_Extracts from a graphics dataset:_
··········

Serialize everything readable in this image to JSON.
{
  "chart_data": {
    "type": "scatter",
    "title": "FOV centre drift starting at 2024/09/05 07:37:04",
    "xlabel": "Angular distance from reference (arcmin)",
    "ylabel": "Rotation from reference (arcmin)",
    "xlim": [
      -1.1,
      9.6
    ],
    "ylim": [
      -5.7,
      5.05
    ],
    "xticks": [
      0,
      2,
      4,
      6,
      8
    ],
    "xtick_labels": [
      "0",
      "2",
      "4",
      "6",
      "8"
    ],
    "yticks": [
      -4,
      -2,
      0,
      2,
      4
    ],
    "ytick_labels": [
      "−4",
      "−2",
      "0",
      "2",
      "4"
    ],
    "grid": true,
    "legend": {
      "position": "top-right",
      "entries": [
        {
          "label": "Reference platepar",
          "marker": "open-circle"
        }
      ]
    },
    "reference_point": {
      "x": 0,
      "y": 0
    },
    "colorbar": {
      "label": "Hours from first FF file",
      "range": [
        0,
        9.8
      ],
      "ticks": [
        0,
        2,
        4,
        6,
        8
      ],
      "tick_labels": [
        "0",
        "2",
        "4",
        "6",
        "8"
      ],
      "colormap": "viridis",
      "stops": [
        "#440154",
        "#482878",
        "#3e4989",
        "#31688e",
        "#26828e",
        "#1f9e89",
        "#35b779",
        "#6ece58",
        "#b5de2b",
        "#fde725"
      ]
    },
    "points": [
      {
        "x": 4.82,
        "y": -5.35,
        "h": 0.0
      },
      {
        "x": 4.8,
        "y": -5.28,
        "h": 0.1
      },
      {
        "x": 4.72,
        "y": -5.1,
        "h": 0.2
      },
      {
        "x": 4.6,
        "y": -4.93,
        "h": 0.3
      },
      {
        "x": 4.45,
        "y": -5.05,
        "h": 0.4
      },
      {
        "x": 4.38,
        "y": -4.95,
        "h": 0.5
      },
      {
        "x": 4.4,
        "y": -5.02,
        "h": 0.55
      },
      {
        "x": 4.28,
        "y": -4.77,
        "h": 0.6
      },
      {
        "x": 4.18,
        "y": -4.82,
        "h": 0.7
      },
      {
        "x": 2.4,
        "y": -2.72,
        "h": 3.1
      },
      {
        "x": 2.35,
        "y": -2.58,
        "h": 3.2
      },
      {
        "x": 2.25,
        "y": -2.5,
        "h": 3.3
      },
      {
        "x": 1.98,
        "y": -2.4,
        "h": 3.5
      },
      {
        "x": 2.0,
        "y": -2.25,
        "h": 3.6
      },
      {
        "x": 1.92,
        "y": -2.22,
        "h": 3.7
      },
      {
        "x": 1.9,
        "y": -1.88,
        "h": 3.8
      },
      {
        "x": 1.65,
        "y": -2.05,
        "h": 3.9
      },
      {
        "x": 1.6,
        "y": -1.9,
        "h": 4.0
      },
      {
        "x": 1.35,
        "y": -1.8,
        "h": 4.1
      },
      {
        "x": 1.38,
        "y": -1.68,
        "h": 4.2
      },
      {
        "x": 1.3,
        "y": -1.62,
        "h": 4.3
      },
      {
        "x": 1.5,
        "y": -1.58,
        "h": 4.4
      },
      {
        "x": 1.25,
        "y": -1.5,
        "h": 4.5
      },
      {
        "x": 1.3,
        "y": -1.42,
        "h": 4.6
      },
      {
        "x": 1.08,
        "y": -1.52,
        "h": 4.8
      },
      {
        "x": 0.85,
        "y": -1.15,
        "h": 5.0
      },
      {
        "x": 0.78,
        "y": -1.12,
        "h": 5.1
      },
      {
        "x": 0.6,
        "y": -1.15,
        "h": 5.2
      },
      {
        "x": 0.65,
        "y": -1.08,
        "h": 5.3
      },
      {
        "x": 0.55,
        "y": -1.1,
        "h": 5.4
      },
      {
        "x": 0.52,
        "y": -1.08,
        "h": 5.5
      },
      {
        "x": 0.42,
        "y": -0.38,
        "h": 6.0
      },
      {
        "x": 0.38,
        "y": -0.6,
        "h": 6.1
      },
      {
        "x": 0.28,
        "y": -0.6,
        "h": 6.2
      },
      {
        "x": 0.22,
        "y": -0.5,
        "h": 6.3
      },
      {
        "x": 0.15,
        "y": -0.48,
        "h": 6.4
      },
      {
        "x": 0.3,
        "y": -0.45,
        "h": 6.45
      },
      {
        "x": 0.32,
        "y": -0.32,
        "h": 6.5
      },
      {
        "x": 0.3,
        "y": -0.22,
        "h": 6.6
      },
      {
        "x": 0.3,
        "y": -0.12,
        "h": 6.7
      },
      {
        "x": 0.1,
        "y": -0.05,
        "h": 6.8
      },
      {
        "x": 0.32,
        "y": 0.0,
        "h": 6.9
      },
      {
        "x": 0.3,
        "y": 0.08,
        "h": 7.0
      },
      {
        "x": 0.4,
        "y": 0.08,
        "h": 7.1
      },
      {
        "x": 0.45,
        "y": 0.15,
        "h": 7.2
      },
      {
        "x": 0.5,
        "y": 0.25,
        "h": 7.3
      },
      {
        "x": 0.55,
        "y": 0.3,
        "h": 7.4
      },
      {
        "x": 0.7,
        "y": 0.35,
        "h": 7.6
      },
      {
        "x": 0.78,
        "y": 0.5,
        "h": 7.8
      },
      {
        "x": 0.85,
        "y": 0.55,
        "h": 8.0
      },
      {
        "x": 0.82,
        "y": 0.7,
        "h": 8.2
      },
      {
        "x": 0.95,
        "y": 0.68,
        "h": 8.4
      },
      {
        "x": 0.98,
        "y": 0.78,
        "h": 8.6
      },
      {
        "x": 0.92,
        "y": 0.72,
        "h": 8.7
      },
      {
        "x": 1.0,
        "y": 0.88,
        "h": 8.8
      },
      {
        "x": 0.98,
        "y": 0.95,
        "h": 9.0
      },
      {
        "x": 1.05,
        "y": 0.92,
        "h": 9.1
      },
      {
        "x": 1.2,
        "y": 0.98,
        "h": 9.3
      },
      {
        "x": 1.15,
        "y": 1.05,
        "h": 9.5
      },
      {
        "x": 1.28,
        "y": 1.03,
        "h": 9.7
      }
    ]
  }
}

··········

_WHAT IS EXPECTED:_ Repeat every line of the records above exactly.

_RESPONSE BELOW:_
Serialize everything readable in this image to JSON.
{
  "chart_data": {
    "type": "scatter",
    "title": "FOV centre drift starting at 2024/09/05 07:37:04",
    "xlabel": "Angular distance from reference (arcmin)",
    "ylabel": "Rotation from reference (arcmin)",
    "xlim": [
      -1.1,
      9.6
    ],
    "ylim": [
      -5.7,
      5.05
    ],
    "xticks": [
      0,
      2,
      4,
      6,
      8
    ],
    "xtick_labels": [
      "0",
      "2",
      "4",
      "6",
      "8"
    ],
    "yticks": [
      -4,
      -2,
      0,
      2,
      4
    ],
    "ytick_labels": [
      "−4",
      "−2",
      "0",
      "2",
      "4"
    ],
    "grid": true,
    "legend": {
      "position": "top-right",
      "entries": [
        {
          "label": "Reference platepar",
          "marker": "open-circle"
        }
      ]
    },
    "reference_point": {
      "x": 0,
      "y": 0
    },
    "colorbar": {
      "label": "Hours from first FF file",
      "range": [
        0,
        9.8
      ],
      "ticks": [
        0,
        2,
        4,
        6,
        8
      ],
      "tick_labels": [
        "0",
        "2",
        "4",
        "6",
        "8"
      ],
      "colormap": "viridis",
      "stops": [
        "#440154",
        "#482878",
        "#3e4989",
        "#31688e",
        "#26828e",
        "#1f9e89",
        "#35b779",
        "#6ece58",
        "#b5de2b",
        "#fde725"
      ]
    },
    "points": [
      {
        "x": 4.82,
        "y": -5.35,
        "h": 0.0
      },
      {
        "x": 4.8,
        "y": -5.28,
        "h": 0.1
      },
      {
        "x": 4.72,
        "y": -5.1,
        "h": 0.2
      },
      {
        "x": 4.6,
        "y": -4.93,
        "h": 0.3
      },
      {
        "x": 4.45,
        "y": -5.05,
        "h": 0.4
      },
      {
        "x": 4.38,
        "y": -4.95,
        "h": 0.5
      },
      {
        "x": 4.4,
        "y": -5.02,
        "h": 0.55
      },
      {
        "x": 4.28,
        "y": -4.77,
        "h": 0.6
      },
      {
        "x": 4.18,
        "y": -4.82,
        "h": 0.7
      },
      {
        "x": 2.4,
        "y": -2.72,
        "h": 3.1
      },
      {
        "x": 2.35,
        "y": -2.58,
        "h": 3.2
      },
      {
        "x": 2.25,
        "y": -2.5,
        "h": 3.3
      },
      {
        "x": 1.98,
        "y": -2.4,
        "h": 3.5
      },
      {
        "x": 2.0,
        "y": -2.25,
        "h": 3.6
      },
      {
        "x": 1.92,
        "y": -2.22,
        "h": 3.7
      },
      {
        "x": 1.9,
        "y": -1.88,
        "h": 3.8
      },
      {
        "x": 1.65,
        "y": -2.05,
        "h": 3.9
      },
      {
        "x": 1.6,
        "y": -1.9,
        "h": 4.0
      },
      {
        "x": 1.35,
        "y": -1.8,
        "h": 4.1
      },
      {
        "x": 1.38,
        "y": -1.68,
        "h": 4.2
      },
      {
        "x": 1.3,
        "y": -1.62,
        "h": 4.3
      },
      {
        "x": 1.5,
        "y": -1.58,
        "h": 4.4
      },
      {
        "x": 1.25,
        "y": -1.5,
        "h": 4.5
      },
      {
        "x": 1.3,
        "y": -1.42,
        "h": 4.6
      },
      {
        "x": 1.08,
        "y": -1.52,
        "h": 4.8
      },
      {
        "x": 0.85,
        "y": -1.15,
        "h": 5.0
      },
      {
        "x": 0.78,
        "y": -1.12,
        "h": 5.1
      },
      {
        "x": 0.6,
        "y": -1.15,
        "h": 5.2
      },
      {
        "x": 0.65,
        "y": -1.08,
        "h": 5.3
      },
      {
        "x": 0.55,
        "y": -1.1,
        "h": 5.4
      },
      {
        "x": 0.52,
        "y": -1.08,
        "h": 5.5
      },
      {
        "x": 0.42,
        "y": -0.38,
        "h": 6.0
      },
      {
        "x": 0.38,
        "y": -0.6,
        "h": 6.1
      },
      {
        "x": 0.28,
        "y": -0.6,
        "h": 6.2
      },
      {
        "x": 0.22,
        "y": -0.5,
        "h": 6.3
      },
      {
        "x": 0.15,
        "y": -0.48,
        "h": 6.4
      },
      {
        "x": 0.3,
        "y": -0.45,
        "h": 6.45
      },
      {
        "x": 0.32,
        "y": -0.32,
        "h": 6.5
      },
      {
        "x": 0.3,
        "y": -0.22,
        "h": 6.6
      },
      {
        "x": 0.3,
        "y": -0.12,
        "h": 6.7
      },
      {
        "x": 0.1,
        "y": -0.05,
        "h": 6.8
      },
      {
        "x": 0.32,
        "y": 0.0,
        "h": 6.9
      },
      {
        "x": 0.3,
        "y": 0.08,
        "h": 7.0
      },
      {
        "x": 0.4,
        "y": 0.08,
        "h": 7.1
      },
      {
        "x": 0.45,
        "y": 0.15,
        "h": 7.2
      },
      {
        "x": 0.5,
        "y": 0.25,
        "h": 7.3
      },
      {
        "x": 0.55,
        "y": 0.3,
        "h": 7.4
      },
      {
        "x": 0.7,
        "y": 0.35,
        "h": 7.6
      },
      {
        "x": 0.78,
        "y": 0.5,
        "h": 7.8
      },
      {
        "x": 0.85,
        "y": 0.55,
        "h": 8.0
      },
      {
        "x": 0.82,
        "y": 0.7,
        "h": 8.2
      },
      {
        "x": 0.95,
        "y": 0.68,
        "h": 8.4
      },
      {
        "x": 0.98,
        "y": 0.78,
        "h": 8.6
      },
      {
        "x": 0.92,
        "y": 0.72,
        "h": 8.7
      },
      {
        "x": 1.0,
        "y": 0.88,
        "h": 8.8
      },
      {
        "x": 0.98,
        "y": 0.95,
        "h": 9.0
      },
      {
        "x": 1.05,
        "y": 0.92,
        "h": 9.1
      },
      {
        "x": 1.2,
        "y": 0.98,
        "h": 9.3
      },
      {
        "x": 1.15,
        "y": 1.05,
        "h": 9.5
      },
      {
        "x": 1.28,
        "y": 1.03,
        "h": 9.7
      }
    ]
  }
}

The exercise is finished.